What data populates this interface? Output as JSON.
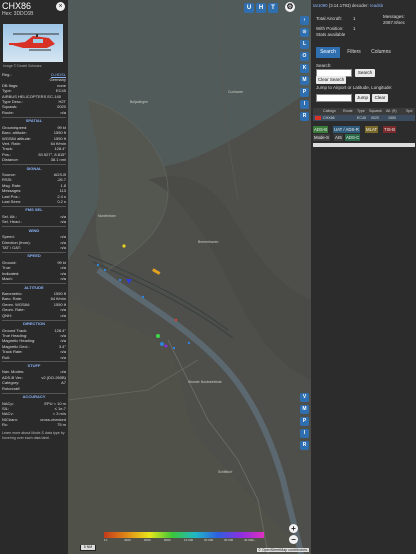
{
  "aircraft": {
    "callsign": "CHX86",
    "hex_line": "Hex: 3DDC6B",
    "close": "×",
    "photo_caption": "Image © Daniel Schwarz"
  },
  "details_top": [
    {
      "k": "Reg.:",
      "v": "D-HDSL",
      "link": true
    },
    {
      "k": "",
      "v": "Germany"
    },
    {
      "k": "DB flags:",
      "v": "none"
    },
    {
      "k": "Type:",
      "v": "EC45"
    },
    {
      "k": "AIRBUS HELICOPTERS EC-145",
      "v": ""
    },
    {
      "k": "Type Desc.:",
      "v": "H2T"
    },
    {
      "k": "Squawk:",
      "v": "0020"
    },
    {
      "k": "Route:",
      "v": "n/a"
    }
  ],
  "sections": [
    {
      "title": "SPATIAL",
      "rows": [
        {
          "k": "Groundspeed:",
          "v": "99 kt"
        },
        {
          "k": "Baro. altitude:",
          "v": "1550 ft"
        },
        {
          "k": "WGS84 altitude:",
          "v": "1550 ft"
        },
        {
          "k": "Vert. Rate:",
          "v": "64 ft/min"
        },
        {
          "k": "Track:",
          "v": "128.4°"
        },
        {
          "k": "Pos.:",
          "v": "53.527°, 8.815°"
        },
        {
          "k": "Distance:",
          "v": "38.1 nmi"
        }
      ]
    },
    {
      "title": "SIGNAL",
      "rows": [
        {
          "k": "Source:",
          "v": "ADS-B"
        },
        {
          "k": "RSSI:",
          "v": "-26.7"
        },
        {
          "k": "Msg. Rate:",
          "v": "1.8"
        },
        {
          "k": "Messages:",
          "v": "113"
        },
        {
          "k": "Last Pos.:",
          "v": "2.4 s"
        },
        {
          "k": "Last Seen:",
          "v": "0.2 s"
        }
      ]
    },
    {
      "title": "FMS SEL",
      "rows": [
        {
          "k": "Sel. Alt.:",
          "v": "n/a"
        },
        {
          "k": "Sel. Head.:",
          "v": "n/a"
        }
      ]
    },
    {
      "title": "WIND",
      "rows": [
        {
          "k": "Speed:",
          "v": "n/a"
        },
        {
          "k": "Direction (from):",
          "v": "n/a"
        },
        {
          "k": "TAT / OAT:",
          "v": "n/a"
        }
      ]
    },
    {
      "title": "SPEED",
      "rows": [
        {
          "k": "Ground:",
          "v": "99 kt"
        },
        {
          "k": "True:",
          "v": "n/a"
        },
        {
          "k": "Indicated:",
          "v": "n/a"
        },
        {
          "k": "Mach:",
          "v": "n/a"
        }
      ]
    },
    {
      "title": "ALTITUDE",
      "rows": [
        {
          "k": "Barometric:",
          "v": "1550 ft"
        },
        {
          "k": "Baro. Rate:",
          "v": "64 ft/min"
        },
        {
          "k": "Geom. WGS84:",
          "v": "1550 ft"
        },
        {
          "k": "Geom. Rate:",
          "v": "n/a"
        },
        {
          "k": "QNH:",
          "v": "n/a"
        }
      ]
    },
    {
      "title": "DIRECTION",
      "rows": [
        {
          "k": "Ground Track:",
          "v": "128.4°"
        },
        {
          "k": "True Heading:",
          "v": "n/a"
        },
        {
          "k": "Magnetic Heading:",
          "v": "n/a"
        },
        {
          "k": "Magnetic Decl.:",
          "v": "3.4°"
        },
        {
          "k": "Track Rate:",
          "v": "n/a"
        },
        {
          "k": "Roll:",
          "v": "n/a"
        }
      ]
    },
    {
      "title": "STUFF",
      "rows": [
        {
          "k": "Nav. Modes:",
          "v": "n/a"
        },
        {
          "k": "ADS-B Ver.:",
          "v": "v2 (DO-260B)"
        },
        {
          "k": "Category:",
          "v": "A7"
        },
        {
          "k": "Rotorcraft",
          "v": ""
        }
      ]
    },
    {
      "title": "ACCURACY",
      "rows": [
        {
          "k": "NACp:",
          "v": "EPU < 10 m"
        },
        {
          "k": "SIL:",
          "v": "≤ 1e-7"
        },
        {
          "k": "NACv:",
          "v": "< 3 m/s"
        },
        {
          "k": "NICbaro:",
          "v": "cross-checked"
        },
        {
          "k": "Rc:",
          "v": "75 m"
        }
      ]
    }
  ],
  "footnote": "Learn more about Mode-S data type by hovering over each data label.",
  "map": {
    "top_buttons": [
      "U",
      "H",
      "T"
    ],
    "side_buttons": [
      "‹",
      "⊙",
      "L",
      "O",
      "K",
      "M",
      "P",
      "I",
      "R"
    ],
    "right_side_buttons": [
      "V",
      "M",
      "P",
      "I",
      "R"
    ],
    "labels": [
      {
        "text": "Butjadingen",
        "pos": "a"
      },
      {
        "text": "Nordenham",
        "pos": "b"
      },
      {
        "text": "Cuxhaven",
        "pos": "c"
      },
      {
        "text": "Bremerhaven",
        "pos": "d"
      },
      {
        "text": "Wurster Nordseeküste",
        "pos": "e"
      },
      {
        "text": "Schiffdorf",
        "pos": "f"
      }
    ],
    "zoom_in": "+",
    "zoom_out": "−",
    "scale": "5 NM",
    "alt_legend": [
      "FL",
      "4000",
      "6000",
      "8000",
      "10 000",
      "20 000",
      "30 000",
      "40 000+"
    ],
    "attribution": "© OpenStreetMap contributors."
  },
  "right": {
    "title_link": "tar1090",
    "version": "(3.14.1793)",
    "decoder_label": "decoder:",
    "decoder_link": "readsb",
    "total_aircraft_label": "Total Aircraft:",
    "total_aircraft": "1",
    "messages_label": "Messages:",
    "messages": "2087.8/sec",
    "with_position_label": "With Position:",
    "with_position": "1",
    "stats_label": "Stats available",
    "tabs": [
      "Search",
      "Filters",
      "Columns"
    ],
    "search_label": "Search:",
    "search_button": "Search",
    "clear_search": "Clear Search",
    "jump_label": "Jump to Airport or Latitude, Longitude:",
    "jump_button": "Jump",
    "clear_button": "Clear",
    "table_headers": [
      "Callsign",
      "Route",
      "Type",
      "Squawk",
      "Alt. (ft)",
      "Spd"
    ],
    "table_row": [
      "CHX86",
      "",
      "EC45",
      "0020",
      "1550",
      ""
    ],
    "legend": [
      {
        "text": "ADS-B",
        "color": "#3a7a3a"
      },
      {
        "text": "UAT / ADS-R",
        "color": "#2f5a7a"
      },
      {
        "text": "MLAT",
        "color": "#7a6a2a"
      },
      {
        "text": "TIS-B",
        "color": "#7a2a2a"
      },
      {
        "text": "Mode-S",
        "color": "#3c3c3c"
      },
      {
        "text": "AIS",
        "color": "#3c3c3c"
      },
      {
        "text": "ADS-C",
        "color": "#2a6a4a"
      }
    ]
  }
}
★ ★ ★ ★ ★ ★ ★
Written instruction → Give the data again exactly as written, with all pictures left out.

Solution →
What data populates this interface? Output as JSON.
{
  "aircraft": {
    "callsign": "CHX86",
    "hex_line": "Hex: 3DDC6B",
    "close": "×",
    "photo_caption": "Image © Daniel Schwarz"
  },
  "details_top": [
    {
      "k": "Reg.:",
      "v": "D-HDSL",
      "link": true
    },
    {
      "k": "",
      "v": "Germany"
    },
    {
      "k": "DB flags:",
      "v": "none"
    },
    {
      "k": "Type:",
      "v": "EC45"
    },
    {
      "k": "AIRBUS HELICOPTERS EC-145",
      "v": ""
    },
    {
      "k": "Type Desc.:",
      "v": "H2T"
    },
    {
      "k": "Squawk:",
      "v": "0020"
    },
    {
      "k": "Route:",
      "v": "n/a"
    }
  ],
  "sections": [
    {
      "title": "SPATIAL",
      "rows": [
        {
          "k": "Groundspeed:",
          "v": "99 kt"
        },
        {
          "k": "Baro. altitude:",
          "v": "1550 ft"
        },
        {
          "k": "WGS84 altitude:",
          "v": "1550 ft"
        },
        {
          "k": "Vert. Rate:",
          "v": "64 ft/min"
        },
        {
          "k": "Track:",
          "v": "128.4°"
        },
        {
          "k": "Pos.:",
          "v": "53.527°, 8.815°"
        },
        {
          "k": "Distance:",
          "v": "38.1 nmi"
        }
      ]
    },
    {
      "title": "SIGNAL",
      "rows": [
        {
          "k": "Source:",
          "v": "ADS-B"
        },
        {
          "k": "RSSI:",
          "v": "-26.7"
        },
        {
          "k": "Msg. Rate:",
          "v": "1.8"
        },
        {
          "k": "Messages:",
          "v": "113"
        },
        {
          "k": "Last Pos.:",
          "v": "2.4 s"
        },
        {
          "k": "Last Seen:",
          "v": "0.2 s"
        }
      ]
    },
    {
      "title": "FMS SEL",
      "rows": [
        {
          "k": "Sel. Alt.:",
          "v": "n/a"
        },
        {
          "k": "Sel. Head.:",
          "v": "n/a"
        }
      ]
    },
    {
      "title": "WIND",
      "rows": [
        {
          "k": "Speed:",
          "v": "n/a"
        },
        {
          "k": "Direction (from):",
          "v": "n/a"
        },
        {
          "k": "TAT / OAT:",
          "v": "n/a"
        }
      ]
    },
    {
      "title": "SPEED",
      "rows": [
        {
          "k": "Ground:",
          "v": "99 kt"
        },
        {
          "k": "True:",
          "v": "n/a"
        },
        {
          "k": "Indicated:",
          "v": "n/a"
        },
        {
          "k": "Mach:",
          "v": "n/a"
        }
      ]
    },
    {
      "title": "ALTITUDE",
      "rows": [
        {
          "k": "Barometric:",
          "v": "1550 ft"
        },
        {
          "k": "Baro. Rate:",
          "v": "64 ft/min"
        },
        {
          "k": "Geom. WGS84:",
          "v": "1550 ft"
        },
        {
          "k": "Geom. Rate:",
          "v": "n/a"
        },
        {
          "k": "QNH:",
          "v": "n/a"
        }
      ]
    },
    {
      "title": "DIRECTION",
      "rows": [
        {
          "k": "Ground Track:",
          "v": "128.4°"
        },
        {
          "k": "True Heading:",
          "v": "n/a"
        },
        {
          "k": "Magnetic Heading:",
          "v": "n/a"
        },
        {
          "k": "Magnetic Decl.:",
          "v": "3.4°"
        },
        {
          "k": "Track Rate:",
          "v": "n/a"
        },
        {
          "k": "Roll:",
          "v": "n/a"
        }
      ]
    },
    {
      "title": "STUFF",
      "rows": [
        {
          "k": "Nav. Modes:",
          "v": "n/a"
        },
        {
          "k": "ADS-B Ver.:",
          "v": "v2 (DO-260B)"
        },
        {
          "k": "Category:",
          "v": "A7"
        },
        {
          "k": "Rotorcraft",
          "v": ""
        }
      ]
    },
    {
      "title": "ACCURACY",
      "rows": [
        {
          "k": "NACp:",
          "v": "EPU < 10 m"
        },
        {
          "k": "SIL:",
          "v": "≤ 1e-7"
        },
        {
          "k": "NACv:",
          "v": "< 3 m/s"
        },
        {
          "k": "NICbaro:",
          "v": "cross-checked"
        },
        {
          "k": "Rc:",
          "v": "75 m"
        }
      ]
    }
  ],
  "footnote": "Learn more about Mode-S data type by hovering over each data label.",
  "map": {
    "top_buttons": [
      "U",
      "H",
      "T"
    ],
    "side_buttons": [
      "‹",
      "⊙",
      "L",
      "O",
      "K",
      "M",
      "P",
      "I",
      "R"
    ],
    "right_side_buttons": [
      "V",
      "M",
      "P",
      "I",
      "R"
    ],
    "labels": [
      {
        "text": "Butjadingen",
        "pos": "a"
      },
      {
        "text": "Nordenham",
        "pos": "b"
      },
      {
        "text": "Cuxhaven",
        "pos": "c"
      },
      {
        "text": "Bremerhaven",
        "pos": "d"
      },
      {
        "text": "Wurster Nordseeküste",
        "pos": "e"
      },
      {
        "text": "Schiffdorf",
        "pos": "f"
      }
    ],
    "zoom_in": "+",
    "zoom_out": "−",
    "scale": "5 NM",
    "alt_legend": [
      "FL",
      "4000",
      "6000",
      "8000",
      "10 000",
      "20 000",
      "30 000",
      "40 000+"
    ],
    "attribution": "© OpenStreetMap contributors."
  },
  "right": {
    "title_link": "tar1090",
    "version": "(3.14.1793)",
    "decoder_label": "decoder:",
    "decoder_link": "readsb",
    "total_aircraft_label": "Total Aircraft:",
    "total_aircraft": "1",
    "messages_label": "Messages:",
    "messages": "2087.8/sec",
    "with_position_label": "With Position:",
    "with_position": "1",
    "stats_label": "Stats available",
    "tabs": [
      "Search",
      "Filters",
      "Columns"
    ],
    "search_label": "Search:",
    "search_button": "Search",
    "clear_search": "Clear Search",
    "jump_label": "Jump to Airport or Latitude, Longitude:",
    "jump_button": "Jump",
    "clear_button": "Clear",
    "table_headers": [
      "Callsign",
      "Route",
      "Type",
      "Squawk",
      "Alt. (ft)",
      "Spd"
    ],
    "table_row": [
      "CHX86",
      "",
      "EC45",
      "0020",
      "1550",
      ""
    ],
    "legend": [
      {
        "text": "ADS-B",
        "color": "#3a7a3a"
      },
      {
        "text": "UAT / ADS-R",
        "color": "#2f5a7a"
      },
      {
        "text": "MLAT",
        "color": "#7a6a2a"
      },
      {
        "text": "TIS-B",
        "color": "#7a2a2a"
      },
      {
        "text": "Mode-S",
        "color": "#3c3c3c"
      },
      {
        "text": "AIS",
        "color": "#3c3c3c"
      },
      {
        "text": "ADS-C",
        "color": "#2a6a4a"
      }
    ]
  }
}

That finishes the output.